Repeat all of the data precisely.

------ SUPPLIED INFORMATION ------

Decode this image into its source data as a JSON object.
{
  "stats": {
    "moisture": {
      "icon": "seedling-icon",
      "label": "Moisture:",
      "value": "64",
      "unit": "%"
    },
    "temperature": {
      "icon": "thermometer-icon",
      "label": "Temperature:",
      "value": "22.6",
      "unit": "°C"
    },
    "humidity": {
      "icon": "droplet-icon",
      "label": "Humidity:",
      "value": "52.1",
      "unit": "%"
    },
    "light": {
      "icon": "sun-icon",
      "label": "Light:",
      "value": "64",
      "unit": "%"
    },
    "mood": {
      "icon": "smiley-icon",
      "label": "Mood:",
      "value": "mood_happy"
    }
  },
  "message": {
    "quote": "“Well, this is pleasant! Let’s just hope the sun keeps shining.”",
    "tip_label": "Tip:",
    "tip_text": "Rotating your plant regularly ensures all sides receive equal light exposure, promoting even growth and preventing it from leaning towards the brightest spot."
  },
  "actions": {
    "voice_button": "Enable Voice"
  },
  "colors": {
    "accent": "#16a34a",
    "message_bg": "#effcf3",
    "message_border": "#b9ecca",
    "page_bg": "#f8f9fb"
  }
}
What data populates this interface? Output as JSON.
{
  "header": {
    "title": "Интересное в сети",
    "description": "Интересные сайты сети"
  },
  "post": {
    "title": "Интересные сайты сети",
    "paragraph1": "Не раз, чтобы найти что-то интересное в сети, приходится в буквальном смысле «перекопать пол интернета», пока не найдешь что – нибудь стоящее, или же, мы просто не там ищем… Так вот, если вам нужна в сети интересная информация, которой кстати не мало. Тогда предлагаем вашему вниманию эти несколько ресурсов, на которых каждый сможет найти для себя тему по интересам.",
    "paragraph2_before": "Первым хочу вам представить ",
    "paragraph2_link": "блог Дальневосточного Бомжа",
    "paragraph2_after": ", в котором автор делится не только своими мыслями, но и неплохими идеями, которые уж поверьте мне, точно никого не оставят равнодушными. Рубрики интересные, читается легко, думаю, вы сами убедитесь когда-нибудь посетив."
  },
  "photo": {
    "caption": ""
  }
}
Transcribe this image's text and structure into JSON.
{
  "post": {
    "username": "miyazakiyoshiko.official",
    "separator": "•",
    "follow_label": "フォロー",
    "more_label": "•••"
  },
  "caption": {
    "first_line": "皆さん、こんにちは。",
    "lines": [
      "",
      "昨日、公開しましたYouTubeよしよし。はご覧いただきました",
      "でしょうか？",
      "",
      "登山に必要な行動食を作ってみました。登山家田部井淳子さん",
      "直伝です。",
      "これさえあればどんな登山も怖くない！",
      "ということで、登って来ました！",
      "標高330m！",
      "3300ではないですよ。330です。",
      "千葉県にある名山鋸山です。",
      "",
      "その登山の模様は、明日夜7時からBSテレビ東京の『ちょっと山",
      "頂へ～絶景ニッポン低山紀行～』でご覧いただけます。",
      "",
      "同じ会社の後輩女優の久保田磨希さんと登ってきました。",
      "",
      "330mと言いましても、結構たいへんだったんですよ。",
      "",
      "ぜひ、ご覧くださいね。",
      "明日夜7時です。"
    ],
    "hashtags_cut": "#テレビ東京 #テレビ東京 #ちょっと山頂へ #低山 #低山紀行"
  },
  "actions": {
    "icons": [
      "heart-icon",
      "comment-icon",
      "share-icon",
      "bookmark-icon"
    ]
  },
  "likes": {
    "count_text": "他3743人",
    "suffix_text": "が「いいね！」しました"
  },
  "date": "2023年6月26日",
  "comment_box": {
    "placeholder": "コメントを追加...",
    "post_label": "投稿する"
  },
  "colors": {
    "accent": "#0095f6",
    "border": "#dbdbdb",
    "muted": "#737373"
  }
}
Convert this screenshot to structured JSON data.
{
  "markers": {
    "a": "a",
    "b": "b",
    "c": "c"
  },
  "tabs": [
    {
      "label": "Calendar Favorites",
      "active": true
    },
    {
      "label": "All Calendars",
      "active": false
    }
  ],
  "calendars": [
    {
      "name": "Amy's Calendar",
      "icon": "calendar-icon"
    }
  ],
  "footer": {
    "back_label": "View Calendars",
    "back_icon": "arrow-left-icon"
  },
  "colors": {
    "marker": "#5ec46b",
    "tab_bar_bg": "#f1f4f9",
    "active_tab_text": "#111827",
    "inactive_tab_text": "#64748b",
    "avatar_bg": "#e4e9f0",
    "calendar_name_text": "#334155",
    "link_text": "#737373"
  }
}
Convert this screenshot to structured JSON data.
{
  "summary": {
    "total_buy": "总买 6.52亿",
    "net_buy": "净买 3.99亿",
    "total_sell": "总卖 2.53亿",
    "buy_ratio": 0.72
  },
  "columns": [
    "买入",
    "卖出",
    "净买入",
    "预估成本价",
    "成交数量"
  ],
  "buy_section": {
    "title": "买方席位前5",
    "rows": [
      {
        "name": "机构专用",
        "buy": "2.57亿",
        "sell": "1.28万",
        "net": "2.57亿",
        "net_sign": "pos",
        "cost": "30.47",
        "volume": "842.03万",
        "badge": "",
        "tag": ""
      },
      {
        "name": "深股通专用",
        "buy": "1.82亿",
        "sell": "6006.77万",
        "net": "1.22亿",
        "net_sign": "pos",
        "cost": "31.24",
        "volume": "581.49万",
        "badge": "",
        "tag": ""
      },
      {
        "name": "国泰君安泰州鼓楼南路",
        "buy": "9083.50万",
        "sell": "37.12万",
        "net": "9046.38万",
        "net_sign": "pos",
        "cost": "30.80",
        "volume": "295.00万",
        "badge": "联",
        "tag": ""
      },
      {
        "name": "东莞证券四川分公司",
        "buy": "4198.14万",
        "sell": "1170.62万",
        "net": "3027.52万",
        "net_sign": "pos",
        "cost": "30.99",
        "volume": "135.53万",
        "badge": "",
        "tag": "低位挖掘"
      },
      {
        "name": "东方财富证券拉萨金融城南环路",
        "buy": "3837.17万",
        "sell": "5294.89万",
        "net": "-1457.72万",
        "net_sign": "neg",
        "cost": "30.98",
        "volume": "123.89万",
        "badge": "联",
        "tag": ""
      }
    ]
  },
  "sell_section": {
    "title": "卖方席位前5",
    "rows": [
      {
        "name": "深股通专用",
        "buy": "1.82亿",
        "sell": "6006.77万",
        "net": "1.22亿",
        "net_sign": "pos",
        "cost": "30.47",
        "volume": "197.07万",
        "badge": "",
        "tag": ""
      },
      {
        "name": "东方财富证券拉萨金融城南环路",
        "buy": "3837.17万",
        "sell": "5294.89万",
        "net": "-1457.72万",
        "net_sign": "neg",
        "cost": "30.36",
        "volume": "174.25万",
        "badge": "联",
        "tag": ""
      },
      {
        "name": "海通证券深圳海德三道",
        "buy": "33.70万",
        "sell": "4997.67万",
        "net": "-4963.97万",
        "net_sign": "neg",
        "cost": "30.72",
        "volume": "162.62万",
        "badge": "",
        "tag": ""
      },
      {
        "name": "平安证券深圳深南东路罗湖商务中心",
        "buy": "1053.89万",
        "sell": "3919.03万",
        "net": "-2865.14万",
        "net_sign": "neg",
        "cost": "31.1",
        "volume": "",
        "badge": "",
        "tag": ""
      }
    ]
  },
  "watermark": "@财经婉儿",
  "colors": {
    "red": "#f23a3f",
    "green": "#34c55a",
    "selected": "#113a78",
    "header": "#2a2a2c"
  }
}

------

- COMPLETE OUTPUT
Decode this image into its source data as a JSON object.
{
  "stats": {
    "moisture": {
      "icon": "seedling-icon",
      "label": "Moisture:",
      "value": "64",
      "unit": "%"
    },
    "temperature": {
      "icon": "thermometer-icon",
      "label": "Temperature:",
      "value": "22.6",
      "unit": "°C"
    },
    "humidity": {
      "icon": "droplet-icon",
      "label": "Humidity:",
      "value": "52.1",
      "unit": "%"
    },
    "light": {
      "icon": "sun-icon",
      "label": "Light:",
      "value": "64",
      "unit": "%"
    },
    "mood": {
      "icon": "smiley-icon",
      "label": "Mood:",
      "value": "mood_happy"
    }
  },
  "message": {
    "quote": "“Well, this is pleasant! Let’s just hope the sun keeps shining.”",
    "tip_label": "Tip:",
    "tip_text": "Rotating your plant regularly ensures all sides receive equal light exposure, promoting even growth and preventing it from leaning towards the brightest spot."
  },
  "actions": {
    "voice_button": "Enable Voice"
  },
  "colors": {
    "accent": "#16a34a",
    "message_bg": "#effcf3",
    "message_border": "#b9ecca",
    "page_bg": "#f8f9fb"
  }
}
What data populates this interface? Output as JSON.
{
  "header": {
    "title": "Интересное в сети",
    "description": "Интересные сайты сети"
  },
  "post": {
    "title": "Интересные сайты сети",
    "paragraph1": "Не раз, чтобы найти что-то интересное в сети, приходится в буквальном смысле «перекопать пол интернета», пока не найдешь что – нибудь стоящее, или же, мы просто не там ищем… Так вот, если вам нужна в сети интересная информация, которой кстати не мало. Тогда предлагаем вашему вниманию эти несколько ресурсов, на которых каждый сможет найти для себя тему по интересам.",
    "paragraph2_before": "Первым хочу вам представить ",
    "paragraph2_link": "блог Дальневосточного Бомжа",
    "paragraph2_after": ", в котором автор делится не только своими мыслями, но и неплохими идеями, которые уж поверьте мне, точно никого не оставят равнодушными. Рубрики интересные, читается легко, думаю, вы сами убедитесь когда-нибудь посетив."
  },
  "photo": {
    "caption": ""
  }
}
Transcribe this image's text and structure into JSON.
{
  "post": {
    "username": "miyazakiyoshiko.official",
    "separator": "•",
    "follow_label": "フォロー",
    "more_label": "•••"
  },
  "caption": {
    "first_line": "皆さん、こんにちは。",
    "lines": [
      "",
      "昨日、公開しましたYouTubeよしよし。はご覧いただきました",
      "でしょうか？",
      "",
      "登山に必要な行動食を作ってみました。登山家田部井淳子さん",
      "直伝です。",
      "これさえあればどんな登山も怖くない！",
      "ということで、登って来ました！",
      "標高330m！",
      "3300ではないですよ。330です。",
      "千葉県にある名山鋸山です。",
      "",
      "その登山の模様は、明日夜7時からBSテレビ東京の『ちょっと山",
      "頂へ～絶景ニッポン低山紀行～』でご覧いただけます。",
      "",
      "同じ会社の後輩女優の久保田磨希さんと登ってきました。",
      "",
      "330mと言いましても、結構たいへんだったんですよ。",
      "",
      "ぜひ、ご覧くださいね。",
      "明日夜7時です。"
    ],
    "hashtags_cut": "#テレビ東京 #テレビ東京 #ちょっと山頂へ #低山 #低山紀行"
  },
  "actions": {
    "icons": [
      "heart-icon",
      "comment-icon",
      "share-icon",
      "bookmark-icon"
    ]
  },
  "likes": {
    "count_text": "他3743人",
    "suffix_text": "が「いいね！」しました"
  },
  "date": "2023年6月26日",
  "comment_box": {
    "placeholder": "コメントを追加...",
    "post_label": "投稿する"
  },
  "colors": {
    "accent": "#0095f6",
    "border": "#dbdbdb",
    "muted": "#737373"
  }
}
Convert this screenshot to structured JSON data.
{
  "markers": {
    "a": "a",
    "b": "b",
    "c": "c"
  },
  "tabs": [
    {
      "label": "Calendar Favorites",
      "active": true
    },
    {
      "label": "All Calendars",
      "active": false
    }
  ],
  "calendars": [
    {
      "name": "Amy's Calendar",
      "icon": "calendar-icon"
    }
  ],
  "footer": {
    "back_label": "View Calendars",
    "back_icon": "arrow-left-icon"
  },
  "colors": {
    "marker": "#5ec46b",
    "tab_bar_bg": "#f1f4f9",
    "active_tab_text": "#111827",
    "inactive_tab_text": "#64748b",
    "avatar_bg": "#e4e9f0",
    "calendar_name_text": "#334155",
    "link_text": "#737373"
  }
}
Convert this screenshot to structured JSON data.
{
  "summary": {
    "total_buy": "总买 6.52亿",
    "net_buy": "净买 3.99亿",
    "total_sell": "总卖 2.53亿",
    "buy_ratio": 0.72
  },
  "columns": [
    "买入",
    "卖出",
    "净买入",
    "预估成本价",
    "成交数量"
  ],
  "buy_section": {
    "title": "买方席位前5",
    "rows": [
      {
        "name": "机构专用",
        "buy": "2.57亿",
        "sell": "1.28万",
        "net": "2.57亿",
        "net_sign": "pos",
        "cost": "30.47",
        "volume": "842.03万",
        "badge": "",
        "tag": ""
      },
      {
        "name": "深股通专用",
        "buy": "1.82亿",
        "sell": "6006.77万",
        "net": "1.22亿",
        "net_sign": "pos",
        "cost": "31.24",
        "volume": "581.49万",
        "badge": "",
        "tag": ""
      },
      {
        "name": "国泰君安泰州鼓楼南路",
        "buy": "9083.50万",
        "sell": "37.12万",
        "net": "9046.38万",
        "net_sign": "pos",
        "cost": "30.80",
        "volume": "295.00万",
        "badge": "联",
        "tag": ""
      },
      {
        "name": "东莞证券四川分公司",
        "buy": "4198.14万",
        "sell": "1170.62万",
        "net": "3027.52万",
        "net_sign": "pos",
        "cost": "30.99",
        "volume": "135.53万",
        "badge": "",
        "tag": "低位挖掘"
      },
      {
        "name": "东方财富证券拉萨金融城南环路",
        "buy": "3837.17万",
        "sell": "5294.89万",
        "net": "-1457.72万",
        "net_sign": "neg",
        "cost": "30.98",
        "volume": "123.89万",
        "badge": "联",
        "tag": ""
      }
    ]
  },
  "sell_section": {
    "title": "卖方席位前5",
    "rows": [
      {
        "name": "深股通专用",
        "buy": "1.82亿",
        "sell": "6006.77万",
        "net": "1.22亿",
        "net_sign": "pos",
        "cost": "30.47",
        "volume": "197.07万",
        "badge": "",
        "tag": ""
      },
      {
        "name": "东方财富证券拉萨金融城南环路",
        "buy": "3837.17万",
        "sell": "5294.89万",
        "net": "-1457.72万",
        "net_sign": "neg",
        "cost": "30.36",
        "volume": "174.25万",
        "badge": "联",
        "tag": ""
      },
      {
        "name": "海通证券深圳海德三道",
        "buy": "33.70万",
        "sell": "4997.67万",
        "net": "-4963.97万",
        "net_sign": "neg",
        "cost": "30.72",
        "volume": "162.62万",
        "badge": "",
        "tag": ""
      },
      {
        "name": "平安证券深圳深南东路罗湖商务中心",
        "buy": "1053.89万",
        "sell": "3919.03万",
        "net": "-2865.14万",
        "net_sign": "neg",
        "cost": "31.1",
        "volume": "",
        "badge": "",
        "tag": ""
      }
    ]
  },
  "watermark": "@财经婉儿",
  "colors": {
    "red": "#f23a3f",
    "green": "#34c55a",
    "selected": "#113a78",
    "header": "#2a2a2c"
  }
}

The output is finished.